**INSTRUCTIONS FOR THE TASK:**
Copy out the material word for word, from its start down to and including the line that contains "The force-down cam". Leave the pictures out of your answer.

**ENTRIES SHOWN:**

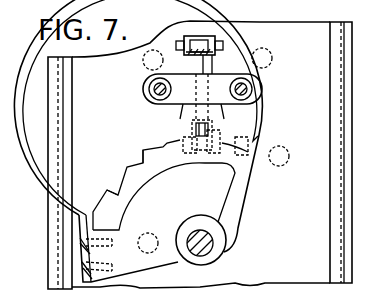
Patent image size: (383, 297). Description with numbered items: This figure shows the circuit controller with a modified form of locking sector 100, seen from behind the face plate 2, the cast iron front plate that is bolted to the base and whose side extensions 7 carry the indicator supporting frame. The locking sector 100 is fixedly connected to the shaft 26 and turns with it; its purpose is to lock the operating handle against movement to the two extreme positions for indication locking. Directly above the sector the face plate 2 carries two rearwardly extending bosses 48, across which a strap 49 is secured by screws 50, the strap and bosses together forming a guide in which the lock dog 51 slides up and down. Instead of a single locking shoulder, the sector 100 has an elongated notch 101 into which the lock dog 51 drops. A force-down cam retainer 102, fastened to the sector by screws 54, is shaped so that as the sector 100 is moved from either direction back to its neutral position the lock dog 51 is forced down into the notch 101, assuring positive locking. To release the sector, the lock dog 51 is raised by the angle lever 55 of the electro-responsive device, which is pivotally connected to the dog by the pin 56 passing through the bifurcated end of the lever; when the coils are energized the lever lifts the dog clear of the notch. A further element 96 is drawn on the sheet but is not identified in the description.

The face plate 2 is at (80, 94).
The extensions 7 is at (336, 98).
The shaft 26 is at (213, 243).
The bosses 48 is at (241, 77).
The strap 49 is at (209, 82).
The screws 50 is at (149, 88).
The lock dog 51 is at (205, 65).
The screws 54 is at (113, 265).
The angle lever 55 is at (207, 36).
The pin 56 is at (216, 50).
The guide channel 96 is at (60, 182).
The locking sector 100 is at (239, 165).
The elongated notch 101 is at (143, 168).
The force-down cam retainer 102 is at (158, 126).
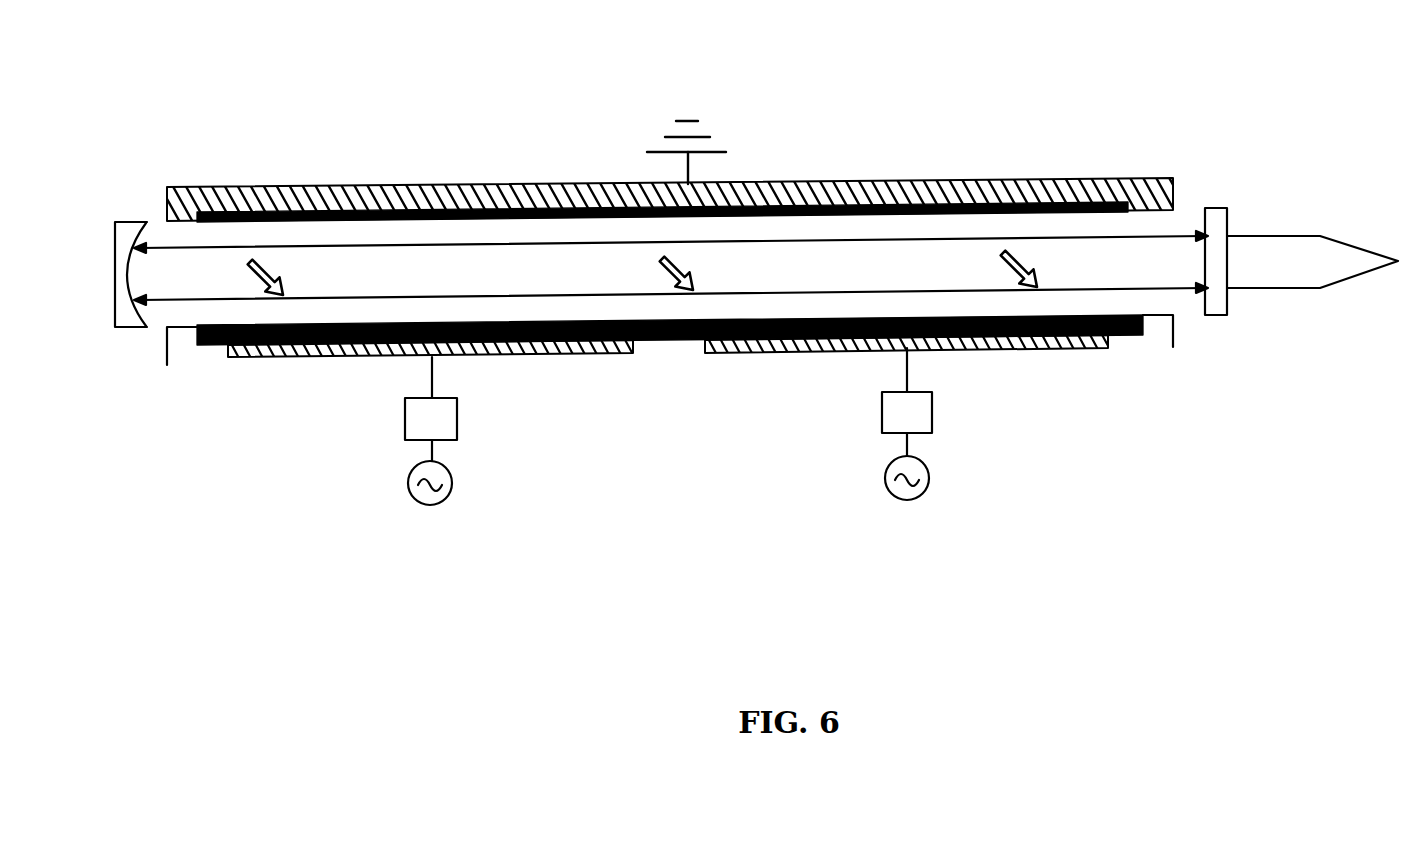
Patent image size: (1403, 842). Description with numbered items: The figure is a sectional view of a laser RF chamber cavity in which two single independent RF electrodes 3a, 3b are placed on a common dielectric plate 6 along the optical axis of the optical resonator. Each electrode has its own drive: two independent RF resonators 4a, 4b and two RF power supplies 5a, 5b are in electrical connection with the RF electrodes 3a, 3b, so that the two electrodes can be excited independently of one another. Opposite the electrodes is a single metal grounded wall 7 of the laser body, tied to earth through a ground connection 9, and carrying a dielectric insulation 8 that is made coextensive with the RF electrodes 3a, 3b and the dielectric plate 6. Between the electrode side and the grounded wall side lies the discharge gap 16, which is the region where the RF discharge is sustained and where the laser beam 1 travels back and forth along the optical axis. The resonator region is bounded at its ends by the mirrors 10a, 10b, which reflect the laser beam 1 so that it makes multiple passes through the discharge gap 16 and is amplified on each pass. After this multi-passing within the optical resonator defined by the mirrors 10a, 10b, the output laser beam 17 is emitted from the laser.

The laser beam 1 is at (278, 281).
The RF electrode 3a is at (520, 347).
The RF electrode 3b is at (997, 342).
The RF resonator 4a is at (447, 418).
The RF resonator 4b is at (923, 413).
The RF power supply 5a is at (433, 497).
The RF power supply 5b is at (910, 488).
The dielectric plate 6 is at (658, 342).
The metal grounded wall 7 is at (553, 188).
The dielectric insulation 8 is at (415, 217).
The ground connection 9 is at (688, 120).
The mirror 10a is at (133, 326).
The mirror 10b is at (1214, 312).
The discharge gap 16 is at (887, 262).
The output laser beam 17 is at (1328, 260).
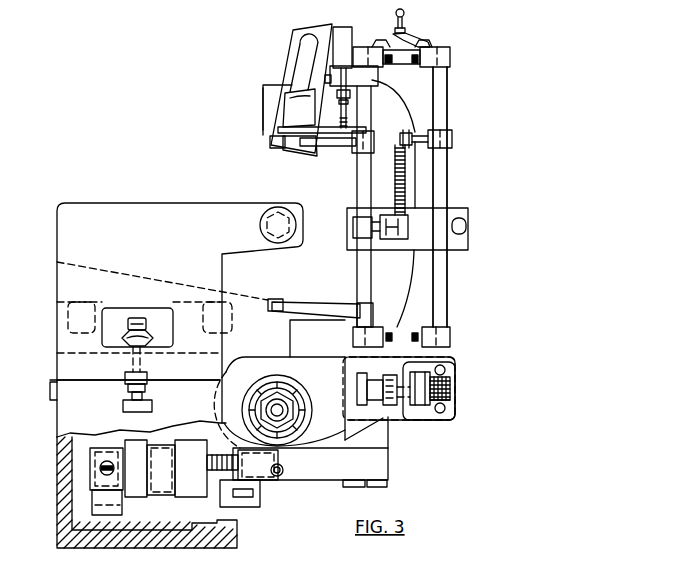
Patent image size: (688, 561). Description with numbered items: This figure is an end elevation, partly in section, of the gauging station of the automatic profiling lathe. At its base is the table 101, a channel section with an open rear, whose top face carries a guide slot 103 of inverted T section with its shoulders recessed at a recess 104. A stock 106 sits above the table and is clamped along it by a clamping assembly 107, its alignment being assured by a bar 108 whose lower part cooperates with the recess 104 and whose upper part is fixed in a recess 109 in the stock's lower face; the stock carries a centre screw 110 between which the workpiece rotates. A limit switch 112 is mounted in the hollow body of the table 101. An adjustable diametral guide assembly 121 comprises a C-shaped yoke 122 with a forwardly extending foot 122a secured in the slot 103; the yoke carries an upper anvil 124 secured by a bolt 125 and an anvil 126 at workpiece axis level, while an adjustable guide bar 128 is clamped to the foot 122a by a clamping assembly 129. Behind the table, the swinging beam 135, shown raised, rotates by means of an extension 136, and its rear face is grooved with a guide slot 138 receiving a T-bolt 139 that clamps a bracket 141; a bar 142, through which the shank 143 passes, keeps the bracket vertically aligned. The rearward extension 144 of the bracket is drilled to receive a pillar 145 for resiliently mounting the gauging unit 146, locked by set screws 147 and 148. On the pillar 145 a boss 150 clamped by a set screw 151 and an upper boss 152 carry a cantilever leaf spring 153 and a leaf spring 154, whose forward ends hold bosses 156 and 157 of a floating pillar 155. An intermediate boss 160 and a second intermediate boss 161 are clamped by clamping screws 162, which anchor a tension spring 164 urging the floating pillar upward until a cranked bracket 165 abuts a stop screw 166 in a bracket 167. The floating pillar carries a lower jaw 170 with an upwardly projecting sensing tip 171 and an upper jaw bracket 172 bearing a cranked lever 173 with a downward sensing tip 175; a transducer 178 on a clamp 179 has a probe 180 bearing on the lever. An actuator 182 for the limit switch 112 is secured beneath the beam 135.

The table 101 is at (58, 468).
The guide slot 103 is at (124, 410).
The recess 104 is at (131, 396).
The stock 106 is at (120, 203).
The clamping assembly 107 is at (152, 312).
The bar 108 is at (147, 388).
The recess 109 is at (148, 378).
The centre screw 110 is at (278, 243).
The limit switch 112 is at (186, 477).
The adjustable diametral guide assembly 121 is at (254, 96).
The C-shaped yoke 122 is at (264, 112).
The foot 122a is at (138, 372).
The upper anvil 124 is at (292, 149).
The bolt 125 is at (293, 106).
The anvil 126 is at (348, 237).
The adjustable guide bar 128 is at (150, 271).
The clamping assembly 129 is at (236, 316).
The swinging beam 135 is at (348, 366).
The extension 136 is at (328, 436).
The guide slot 138 is at (342, 388).
The T-bolt 139 is at (377, 405).
The bracket 141 is at (402, 406).
The bar 142 is at (392, 406).
The shank 143 is at (452, 388).
The rearward extension 144 is at (452, 397).
The pillar 145 is at (446, 277).
The gauging unit 146 is at (452, 102).
The set screw 147 is at (446, 370).
The set screw 148 is at (446, 410).
The boss 150 is at (440, 338).
The set screw 151 is at (426, 328).
The upper boss 152 is at (450, 60).
The cantilever leaf spring 153 is at (383, 336).
The leaf spring 154 is at (437, 44).
The floating pillar 155 is at (356, 184).
The boss 156 is at (372, 320).
The boss 157 is at (387, 67).
The intermediate boss 160 is at (452, 140).
The second intermediate boss 161 is at (354, 226).
The clamping screw 162 is at (406, 132).
The tension spring 164 is at (408, 183).
The cranked bracket 165 is at (386, 40).
The stop screw 166 is at (404, 12).
The bracket 167 is at (415, 37).
The lower jaw 170 is at (317, 303).
The sensing tip 171 is at (270, 302).
The upper jaw bracket 172 is at (338, 147).
The cranked lever 173 is at (284, 130).
The sensing tip 175 is at (271, 146).
The transducer 178 is at (338, 27).
The clamp 179 is at (372, 87).
The probe 180 is at (344, 110).
The actuator 182 is at (330, 482).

**OUTPUT FOR THIS EXERCISE:**
Patent image size: (383, 297). Description with numbered items: This figure shows the circuit controller with a modified form of locking sector 100, seen from behind the face plate 2, the cast iron front plate that is bolted to the base and whose side extensions 7 carry the indicator supporting frame. The locking sector 100 is fixedly connected to the shaft 26 and turns with it; its purpose is to lock the operating handle against movement to the two extreme positions for indication locking. Directly above the sector the face plate 2 carries two rearwardly extending bosses 48, across which a strap 49 is secured by screws 50, the strap and bosses together forming a guide in which the lock dog 51 slides up and down. Instead of a single locking shoulder, the sector 100 has an elongated notch 101 into which the lock dog 51 drops. A force-down cam retainer 102, fastened to the sector by screws 54, is shaped so that as the sector 100 is moved from either direction back to its neutral position the lock dog 51 is forced down into the notch 101, assuring positive locking. To release the sector, the lock dog 51 is raised by the angle lever 55 of the electro-responsive device, which is pivotally connected to the dog by the pin 56 passing through the bifurcated end of the lever; when the coils are energized the lever lifts the dog clear of the notch. A further element 96 is drawn on the sheet but is not identified in the description.

The face plate 2 is at (80, 94).
The extensions 7 is at (336, 98).
The shaft 26 is at (213, 243).
The bosses 48 is at (241, 77).
The strap 49 is at (209, 82).
The screws 50 is at (149, 88).
The lock dog 51 is at (205, 65).
The screws 54 is at (113, 265).
The angle lever 55 is at (207, 36).
The pin 56 is at (216, 50).
The guide channel 96 is at (60, 182).
The locking sector 100 is at (239, 165).
The elongated notch 101 is at (143, 168).
The force-down cam retainer 102 is at (158, 126).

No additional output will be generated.